- DIRECTIONS
Reproduce every line of the data below word for word, omitting the pictures from your answer.

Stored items
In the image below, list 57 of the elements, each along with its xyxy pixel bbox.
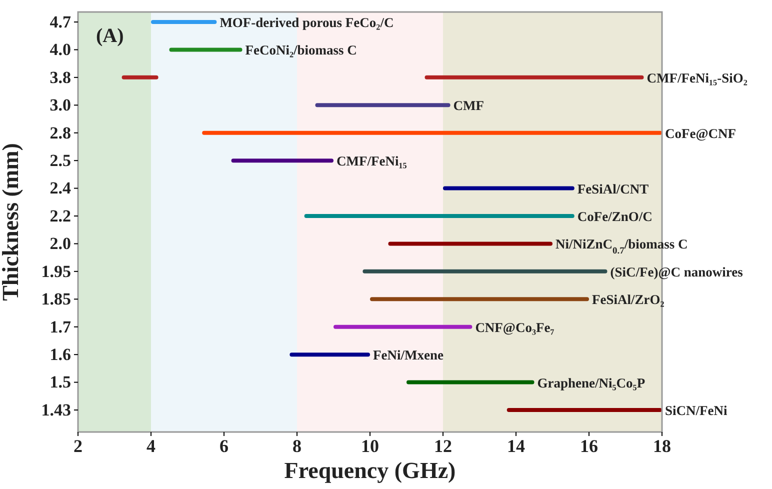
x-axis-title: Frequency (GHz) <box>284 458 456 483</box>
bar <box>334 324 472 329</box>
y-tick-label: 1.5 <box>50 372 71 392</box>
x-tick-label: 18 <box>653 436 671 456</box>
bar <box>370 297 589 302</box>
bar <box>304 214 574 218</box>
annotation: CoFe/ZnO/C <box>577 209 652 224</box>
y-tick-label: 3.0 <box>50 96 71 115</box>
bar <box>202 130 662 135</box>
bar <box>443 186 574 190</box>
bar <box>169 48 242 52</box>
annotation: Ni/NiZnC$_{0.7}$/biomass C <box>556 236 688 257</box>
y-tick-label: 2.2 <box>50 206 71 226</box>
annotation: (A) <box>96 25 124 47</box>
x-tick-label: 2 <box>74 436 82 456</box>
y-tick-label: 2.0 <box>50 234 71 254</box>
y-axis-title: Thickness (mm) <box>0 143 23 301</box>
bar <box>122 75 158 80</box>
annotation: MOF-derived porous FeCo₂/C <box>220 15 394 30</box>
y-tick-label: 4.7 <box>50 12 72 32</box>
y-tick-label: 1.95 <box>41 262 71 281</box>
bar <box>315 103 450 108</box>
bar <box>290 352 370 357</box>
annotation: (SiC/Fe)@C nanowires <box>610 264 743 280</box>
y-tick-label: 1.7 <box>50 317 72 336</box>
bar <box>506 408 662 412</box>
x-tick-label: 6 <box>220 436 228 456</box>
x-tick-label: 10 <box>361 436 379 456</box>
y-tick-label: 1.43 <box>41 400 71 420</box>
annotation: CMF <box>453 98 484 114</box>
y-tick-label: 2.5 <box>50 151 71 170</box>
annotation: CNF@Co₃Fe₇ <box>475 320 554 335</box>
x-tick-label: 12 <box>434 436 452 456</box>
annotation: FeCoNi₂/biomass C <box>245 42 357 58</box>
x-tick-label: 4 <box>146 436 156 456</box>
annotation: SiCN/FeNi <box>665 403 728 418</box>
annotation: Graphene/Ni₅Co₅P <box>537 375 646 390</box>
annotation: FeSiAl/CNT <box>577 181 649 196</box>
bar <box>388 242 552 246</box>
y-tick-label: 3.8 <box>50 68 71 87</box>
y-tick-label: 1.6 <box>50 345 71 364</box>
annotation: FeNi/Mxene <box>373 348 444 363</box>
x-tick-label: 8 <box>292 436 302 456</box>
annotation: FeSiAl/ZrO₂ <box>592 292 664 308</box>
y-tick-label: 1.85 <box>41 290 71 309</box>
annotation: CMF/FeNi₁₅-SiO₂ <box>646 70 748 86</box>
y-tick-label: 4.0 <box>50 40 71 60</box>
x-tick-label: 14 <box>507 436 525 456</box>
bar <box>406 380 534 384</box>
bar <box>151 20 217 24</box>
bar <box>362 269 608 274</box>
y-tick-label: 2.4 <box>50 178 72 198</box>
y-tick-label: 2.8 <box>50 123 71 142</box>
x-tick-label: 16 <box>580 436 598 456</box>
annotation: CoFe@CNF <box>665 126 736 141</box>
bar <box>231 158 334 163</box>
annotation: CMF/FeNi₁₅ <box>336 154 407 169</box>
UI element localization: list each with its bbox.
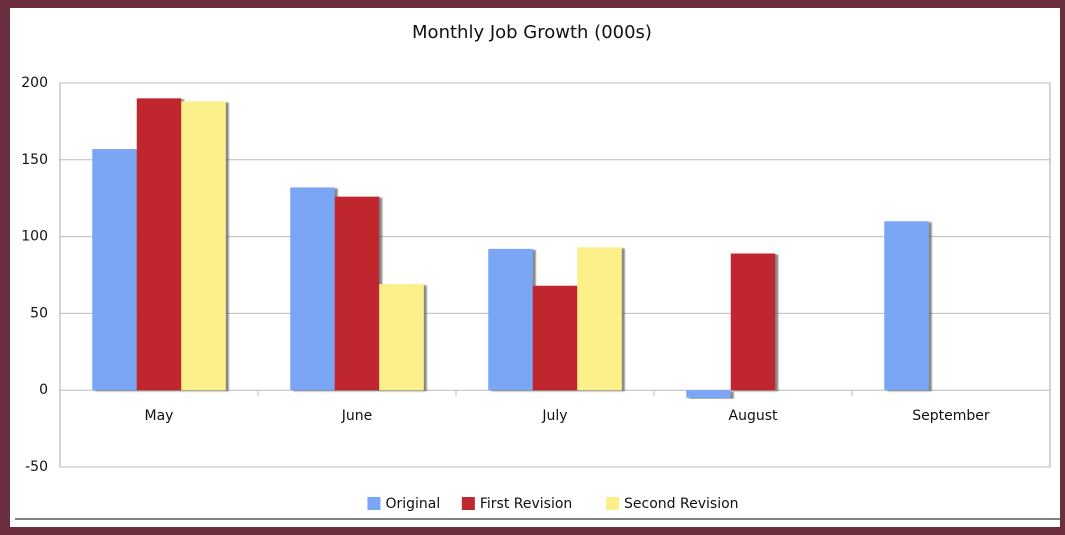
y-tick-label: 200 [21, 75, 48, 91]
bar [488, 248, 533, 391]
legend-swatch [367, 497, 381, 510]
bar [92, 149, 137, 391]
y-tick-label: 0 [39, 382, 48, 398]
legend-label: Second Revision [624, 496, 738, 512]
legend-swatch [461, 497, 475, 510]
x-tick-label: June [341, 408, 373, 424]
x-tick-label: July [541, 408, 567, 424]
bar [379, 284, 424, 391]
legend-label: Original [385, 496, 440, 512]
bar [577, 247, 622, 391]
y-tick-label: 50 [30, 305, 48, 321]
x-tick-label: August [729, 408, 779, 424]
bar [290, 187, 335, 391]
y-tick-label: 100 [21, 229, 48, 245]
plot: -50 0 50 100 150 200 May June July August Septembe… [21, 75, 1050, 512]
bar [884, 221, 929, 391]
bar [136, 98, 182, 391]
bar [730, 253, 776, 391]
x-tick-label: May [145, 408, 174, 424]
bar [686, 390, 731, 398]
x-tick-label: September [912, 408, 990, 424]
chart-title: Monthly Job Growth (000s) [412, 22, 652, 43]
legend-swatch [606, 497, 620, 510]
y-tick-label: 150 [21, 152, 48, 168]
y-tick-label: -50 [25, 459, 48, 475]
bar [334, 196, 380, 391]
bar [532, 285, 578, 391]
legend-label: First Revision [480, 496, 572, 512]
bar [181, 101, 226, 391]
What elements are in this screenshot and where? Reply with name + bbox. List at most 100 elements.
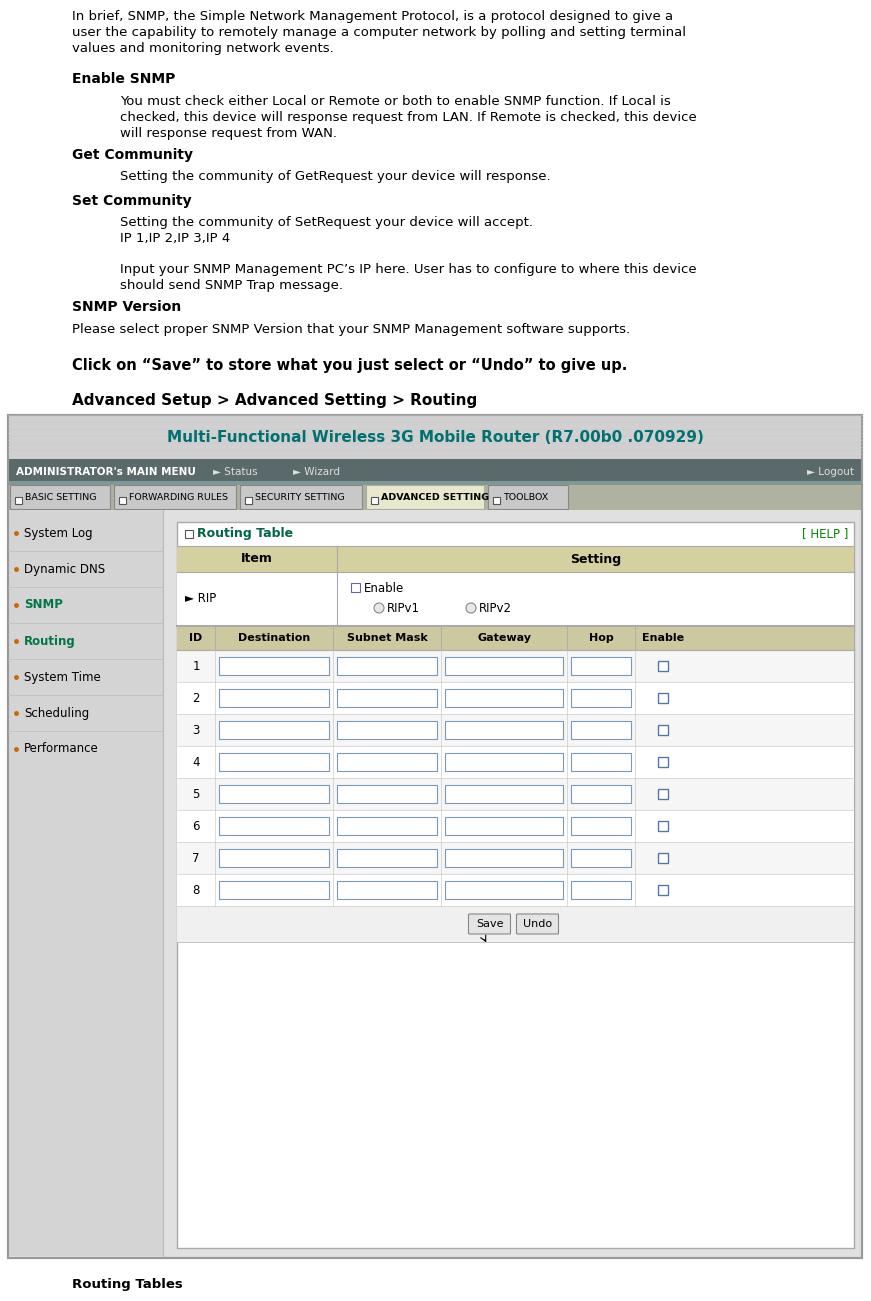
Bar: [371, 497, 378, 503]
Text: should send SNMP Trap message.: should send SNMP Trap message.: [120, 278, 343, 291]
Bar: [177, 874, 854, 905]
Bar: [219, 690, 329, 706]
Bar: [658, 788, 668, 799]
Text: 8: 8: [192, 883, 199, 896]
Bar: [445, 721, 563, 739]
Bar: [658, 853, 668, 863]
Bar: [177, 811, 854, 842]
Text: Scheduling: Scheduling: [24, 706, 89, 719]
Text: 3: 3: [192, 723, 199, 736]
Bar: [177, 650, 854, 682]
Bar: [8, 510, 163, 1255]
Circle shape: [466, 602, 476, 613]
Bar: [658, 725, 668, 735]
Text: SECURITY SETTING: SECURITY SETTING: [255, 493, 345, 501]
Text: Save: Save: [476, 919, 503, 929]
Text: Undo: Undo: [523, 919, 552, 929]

- FINAL RESULT
In the image below, list 57 of the elements, each along with its xyxy pixel bbox.
x-axis-title: Frequency (GHz) <box>284 458 456 483</box>
bar <box>334 324 472 329</box>
y-tick-label: 1.5 <box>50 372 71 392</box>
x-tick-label: 18 <box>653 436 671 456</box>
bar <box>370 297 589 302</box>
bar <box>304 214 574 218</box>
annotation: CoFe/ZnO/C <box>577 209 652 224</box>
y-tick-label: 3.0 <box>50 96 71 115</box>
bar <box>202 130 662 135</box>
bar <box>443 186 574 190</box>
bar <box>169 48 242 52</box>
annotation: Ni/NiZnC$_{0.7}$/biomass C <box>556 236 688 257</box>
y-tick-label: 2.2 <box>50 206 71 226</box>
annotation: (A) <box>96 25 124 47</box>
x-tick-label: 2 <box>74 436 82 456</box>
y-tick-label: 2.0 <box>50 234 71 254</box>
y-axis-title: Thickness (mm) <box>0 143 23 301</box>
bar <box>122 75 158 80</box>
annotation: MOF-derived porous FeCo₂/C <box>220 15 394 30</box>
y-tick-label: 4.7 <box>50 12 72 32</box>
y-tick-label: 1.95 <box>41 262 71 281</box>
bar <box>315 103 450 108</box>
bar <box>290 352 370 357</box>
annotation: (SiC/Fe)@C nanowires <box>610 264 743 280</box>
y-tick-label: 1.7 <box>50 317 72 336</box>
bar <box>506 408 662 412</box>
x-tick-label: 6 <box>220 436 228 456</box>
x-tick-label: 10 <box>361 436 379 456</box>
y-tick-label: 1.43 <box>41 400 71 420</box>
annotation: CMF <box>453 98 484 114</box>
y-tick-label: 2.5 <box>50 151 71 170</box>
annotation: CNF@Co₃Fe₇ <box>475 320 554 335</box>
x-tick-label: 12 <box>434 436 452 456</box>
annotation: FeCoNi₂/biomass C <box>245 42 357 58</box>
x-tick-label: 4 <box>146 436 156 456</box>
annotation: SiCN/FeNi <box>665 403 728 418</box>
annotation: Graphene/Ni₅Co₅P <box>537 375 646 390</box>
annotation: FeSiAl/CNT <box>577 181 649 196</box>
bar <box>388 242 552 246</box>
y-tick-label: 3.8 <box>50 68 71 87</box>
y-tick-label: 1.6 <box>50 345 71 364</box>
annotation: FeNi/Mxene <box>373 348 444 363</box>
x-tick-label: 8 <box>292 436 302 456</box>
annotation: FeSiAl/ZrO₂ <box>592 292 664 308</box>
y-tick-label: 1.85 <box>41 290 71 309</box>
annotation: CMF/FeNi₁₅-SiO₂ <box>646 70 748 86</box>
y-tick-label: 4.0 <box>50 40 71 60</box>
x-tick-label: 14 <box>507 436 525 456</box>
bar <box>406 380 534 384</box>
bar <box>151 20 217 24</box>
bar <box>362 269 608 274</box>
y-tick-label: 2.4 <box>50 178 72 198</box>
y-tick-label: 2.8 <box>50 123 71 142</box>
x-tick-label: 16 <box>580 436 598 456</box>
annotation: CoFe@CNF <box>665 126 736 141</box>
bar <box>231 158 334 163</box>
annotation: CMF/FeNi₁₅ <box>336 154 407 169</box>
UI element localization: list each with its bbox.
y-tick-label: 200 [21, 75, 48, 91]
bar [488, 248, 533, 391]
legend-swatch [367, 497, 381, 510]
bar [92, 149, 137, 391]
y-tick-label: 0 [39, 382, 48, 398]
legend-label: Second Revision [624, 496, 738, 512]
legend-swatch [461, 497, 475, 510]
x-tick-label: June [341, 408, 373, 424]
x-tick-label: July [541, 408, 567, 424]
bar [379, 284, 424, 391]
legend-label: Original [385, 496, 440, 512]
bar [577, 247, 622, 391]
y-tick-label: 50 [30, 305, 48, 321]
x-tick-label: August [729, 408, 779, 424]
bar [290, 187, 335, 391]
y-tick-label: 100 [21, 229, 48, 245]
plot: -50 0 50 100 150 200 May June July August Septembe… [21, 75, 1050, 512]
bar [884, 221, 929, 391]
bar [136, 98, 182, 391]
bar [730, 253, 776, 391]
x-tick-label: May [145, 408, 174, 424]
bar [686, 390, 731, 398]
x-tick-label: September [912, 408, 990, 424]
chart-title: Monthly Job Growth (000s) [412, 22, 652, 43]
legend-swatch [606, 497, 620, 510]
y-tick-label: 150 [21, 152, 48, 168]
y-tick-label: -50 [25, 459, 48, 475]
bar [334, 196, 380, 391]
bar [532, 285, 578, 391]
legend-label: First Revision [480, 496, 572, 512]
bar [181, 101, 226, 391]
What elements are in this screenshot and where? Reply with name + bbox. List at most 100 elements.
Bar: [371, 497, 378, 503]
Text: should send SNMP Trap message.: should send SNMP Trap message.: [120, 278, 343, 291]
Bar: [177, 874, 854, 905]
Bar: [219, 690, 329, 706]
Bar: [658, 788, 668, 799]
Text: 8: 8: [192, 883, 199, 896]
Bar: [445, 721, 563, 739]
Bar: [658, 853, 668, 863]
Bar: [177, 811, 854, 842]
Text: Scheduling: Scheduling: [24, 706, 89, 719]
Text: 3: 3: [192, 723, 199, 736]
Bar: [177, 650, 854, 682]
Bar: [8, 510, 163, 1255]
Circle shape: [466, 602, 476, 613]
Bar: [658, 725, 668, 735]
Text: SECURITY SETTING: SECURITY SETTING: [255, 493, 345, 501]
Text: Save: Save: [476, 919, 503, 929]
Text: Undo: Undo: [523, 919, 552, 929]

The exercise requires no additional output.